**Textauszug**
▶
Die Geschichte beginnt, als der hochdekorierte Soldat Niels Oxen nach einem missglückten Auslandseinsatz wieder versucht, in der Heimat Fuß zu fassen. Im Stich gelassen von seinem Vorgesetzten, schleppte er seinen tödlich verwundeten Kameraden zurück zur Basis, wo dieser allerdings starb. Dass so ein Erlebnis seelische Wunden hinterlässt, die nie wirklich heilen, ist klar. Das wissen auch die Autoren Mai Brostrøm und Peter Thorsboe, die das Drehbuch nach einem Roman des dänischen Bestsellerschriftstellers Jens Henrik Jensen verfasst haben. Obwohl er eine Familie hat, gelingt es Oxen nicht wirklich, sich wieder zu Hause zurechtzufinden.
Seine Frau kann mit den traumatischen Erlebnissen und der charakterlichen Wandlung ihres Mannes nicht umgehen, weshalb es zu Trennung kommt. Und selbst die starke Verbindung zwischen Vater und Sohn bekommt Risse, als Niels während eines Treffens mit ihm Besuch von einem ehemaligen, nun drogensüchtigen Kameraden bekommt. Das ist sehr eindrücklich geschildert, zumal die Hautfigur immer wieder in Nebensätzen betont, dass kein Zivilist verstehen könne, was die Soldaten im Krieg durchgemacht haben.
Dass das Drehbuch hier glaubwürdig rüberkommt, ist vornehmlich der starken Leistung von Jacob Lohmann zu verdanken, durch die man den Seelenschmerz der Figur hautnah miterlebt. Einerseits lässt der Darsteller sein Publikum die antrainierte, in Fleisch und Blut übergegangene Härte eines Elitesoldaten spüren, andererseits ist unübersehbar, dass er unter seinen traumatischen Kriegserlebnissen leidet. Das Ganze wird auf die Spitze getrieben, als Niels die Flucht seines Vorgesetzten meldet und eine Untersuchungskommission eingesetzt wird.
◀
**Vorliegende Einträge**
▶
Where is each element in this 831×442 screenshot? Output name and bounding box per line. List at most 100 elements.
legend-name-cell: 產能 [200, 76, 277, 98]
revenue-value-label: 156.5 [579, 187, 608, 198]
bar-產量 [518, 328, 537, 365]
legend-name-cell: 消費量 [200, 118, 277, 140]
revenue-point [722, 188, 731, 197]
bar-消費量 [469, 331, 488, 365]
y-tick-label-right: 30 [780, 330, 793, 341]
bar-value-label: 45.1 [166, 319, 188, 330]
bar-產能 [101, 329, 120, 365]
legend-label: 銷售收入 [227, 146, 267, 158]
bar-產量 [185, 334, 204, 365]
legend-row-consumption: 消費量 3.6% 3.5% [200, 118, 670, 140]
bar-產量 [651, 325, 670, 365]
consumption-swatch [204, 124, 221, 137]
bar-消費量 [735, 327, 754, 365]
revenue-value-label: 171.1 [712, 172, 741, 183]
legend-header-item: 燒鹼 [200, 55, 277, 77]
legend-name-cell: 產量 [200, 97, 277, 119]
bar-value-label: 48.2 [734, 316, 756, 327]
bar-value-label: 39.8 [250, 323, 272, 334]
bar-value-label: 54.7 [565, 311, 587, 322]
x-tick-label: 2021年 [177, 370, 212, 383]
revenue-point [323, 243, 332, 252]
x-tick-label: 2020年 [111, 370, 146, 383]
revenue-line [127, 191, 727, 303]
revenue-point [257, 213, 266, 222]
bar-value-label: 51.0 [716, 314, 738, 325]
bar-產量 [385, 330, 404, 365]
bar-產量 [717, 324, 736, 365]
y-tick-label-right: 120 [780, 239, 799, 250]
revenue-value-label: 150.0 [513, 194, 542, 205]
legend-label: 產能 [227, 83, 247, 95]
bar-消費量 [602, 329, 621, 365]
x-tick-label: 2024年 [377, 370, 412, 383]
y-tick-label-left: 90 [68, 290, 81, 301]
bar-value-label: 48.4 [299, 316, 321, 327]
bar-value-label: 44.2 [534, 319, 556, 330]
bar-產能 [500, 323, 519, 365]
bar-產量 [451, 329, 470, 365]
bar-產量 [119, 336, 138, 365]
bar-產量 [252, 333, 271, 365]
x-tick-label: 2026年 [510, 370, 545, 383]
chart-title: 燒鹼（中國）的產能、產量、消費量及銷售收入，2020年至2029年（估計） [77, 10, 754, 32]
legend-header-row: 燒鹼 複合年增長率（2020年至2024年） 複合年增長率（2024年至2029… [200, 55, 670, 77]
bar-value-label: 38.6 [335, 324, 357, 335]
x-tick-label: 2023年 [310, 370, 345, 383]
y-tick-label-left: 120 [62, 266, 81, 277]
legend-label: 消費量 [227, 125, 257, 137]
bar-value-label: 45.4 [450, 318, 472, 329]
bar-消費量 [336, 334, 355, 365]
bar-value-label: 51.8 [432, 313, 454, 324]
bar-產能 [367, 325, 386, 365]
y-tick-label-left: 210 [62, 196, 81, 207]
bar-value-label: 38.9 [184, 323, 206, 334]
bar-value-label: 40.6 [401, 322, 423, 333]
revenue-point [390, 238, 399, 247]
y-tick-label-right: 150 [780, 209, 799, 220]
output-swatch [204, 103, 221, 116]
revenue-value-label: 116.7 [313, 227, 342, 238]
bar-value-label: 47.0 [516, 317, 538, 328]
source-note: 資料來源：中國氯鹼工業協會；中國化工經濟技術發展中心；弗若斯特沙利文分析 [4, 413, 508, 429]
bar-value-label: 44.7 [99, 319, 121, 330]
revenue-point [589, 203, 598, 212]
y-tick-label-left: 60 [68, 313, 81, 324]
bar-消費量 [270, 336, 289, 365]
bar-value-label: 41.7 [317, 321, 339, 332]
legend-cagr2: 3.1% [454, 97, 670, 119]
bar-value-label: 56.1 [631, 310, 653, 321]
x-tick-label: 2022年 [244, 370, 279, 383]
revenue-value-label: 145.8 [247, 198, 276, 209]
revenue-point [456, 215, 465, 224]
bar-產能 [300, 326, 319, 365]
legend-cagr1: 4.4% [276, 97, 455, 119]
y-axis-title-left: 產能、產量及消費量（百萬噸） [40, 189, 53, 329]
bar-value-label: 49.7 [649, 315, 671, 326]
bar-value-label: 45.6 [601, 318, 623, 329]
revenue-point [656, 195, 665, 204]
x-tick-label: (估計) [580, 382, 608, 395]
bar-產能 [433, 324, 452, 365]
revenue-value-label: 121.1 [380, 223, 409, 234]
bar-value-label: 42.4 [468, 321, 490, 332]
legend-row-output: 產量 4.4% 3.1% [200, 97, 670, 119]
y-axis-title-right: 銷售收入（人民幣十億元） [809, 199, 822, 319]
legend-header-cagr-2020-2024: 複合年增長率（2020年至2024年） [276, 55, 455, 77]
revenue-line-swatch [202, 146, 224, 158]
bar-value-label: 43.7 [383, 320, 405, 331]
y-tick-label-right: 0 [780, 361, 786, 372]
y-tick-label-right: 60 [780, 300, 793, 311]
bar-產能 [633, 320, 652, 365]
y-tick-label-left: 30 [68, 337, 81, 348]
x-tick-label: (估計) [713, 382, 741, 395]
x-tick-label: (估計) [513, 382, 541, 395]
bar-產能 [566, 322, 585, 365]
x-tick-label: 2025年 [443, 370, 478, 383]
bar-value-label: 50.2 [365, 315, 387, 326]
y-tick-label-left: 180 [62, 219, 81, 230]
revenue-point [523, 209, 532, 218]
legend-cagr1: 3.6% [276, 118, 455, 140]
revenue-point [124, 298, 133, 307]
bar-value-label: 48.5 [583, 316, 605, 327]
◀
**Arbeitsanweisungen**
(a) Beginne bei der ersten Zeile der Einträge und höre nach der Zeile mit „legend-row-consumption: 消費量 3.6%“ auf. Tausche in diesem Abschnitt „legend-name-cell“ gegen „legend-entry-cell“ und gib nur diese Zeilen sonst unverändert wieder.
(b) Schreib die Rezension zu Niels Oxen nach ihrem letzten Satz weiter.
Die Rezension und die Einträge haben unterschiedliche Quellen.

**Lösungen in Reihenfolge**
(a)
Where is each element in this 831×442 screenshot? Output name and bounding box per line. List at most 100 elements.
legend-entry-cell: 產能 [200, 76, 277, 98]
revenue-value-label: 156.5 [579, 187, 608, 198]
bar-產量 [518, 328, 537, 365]
legend-entry-cell: 消費量 [200, 118, 277, 140]
revenue-point [722, 188, 731, 197]
bar-消費量 [469, 331, 488, 365]
y-tick-label-right: 30 [780, 330, 793, 341]
bar-value-label: 45.1 [166, 319, 188, 330]
bar-產能 [101, 329, 120, 365]
legend-label: 銷售收入 [227, 146, 267, 158]
bar-產量 [185, 334, 204, 365]
legend-row-consumption: 消費量 3.6% 3.5% [200, 118, 670, 140]

(b)
Oxen hat das Pech, dass der Offizier einer mächtigen Familie angehört, die alles daransetzt, eine weiße Weste zu behalten. Das führt dazu, dass er ausgerechnet deshalb unehrenhaft entlassen wurde, weil seine mächtigen Kontrahenten seinen drogensüchtigen Kameraden anheuerten, um ihm eine große Menge Heroin unterzuschieben. Die bittere Ironie ist, dass Niels dem Verräter nicht einmal böse ist, weil er weiß, dass die Sucht seines Freundes ebenfalls auf dessen Kriegseinsätze zurückzuführen ist.
Die Verschwörung
Derartige Ideen erhöhen die Intensität, obwohl damit das Kernthema der Geschichte noch nicht einmal angesprochen ist. Denn die oben erwähnte superreiche Familie hat offenbar mehr als nur Dreck am Stecken. Zum einen lebt das Familienoberhaupt quasi unantastbar als Schlossherr und lässt regelmäßig Prostituierte anreisen, die anschließend zur perversen Lustbefriedigung bestialisch ermordet werden. Zum anderen ist er einer der Anführer der Geheimorganisation „Danehof“, die nichts weniger plant, als die Regierung zu stürzen.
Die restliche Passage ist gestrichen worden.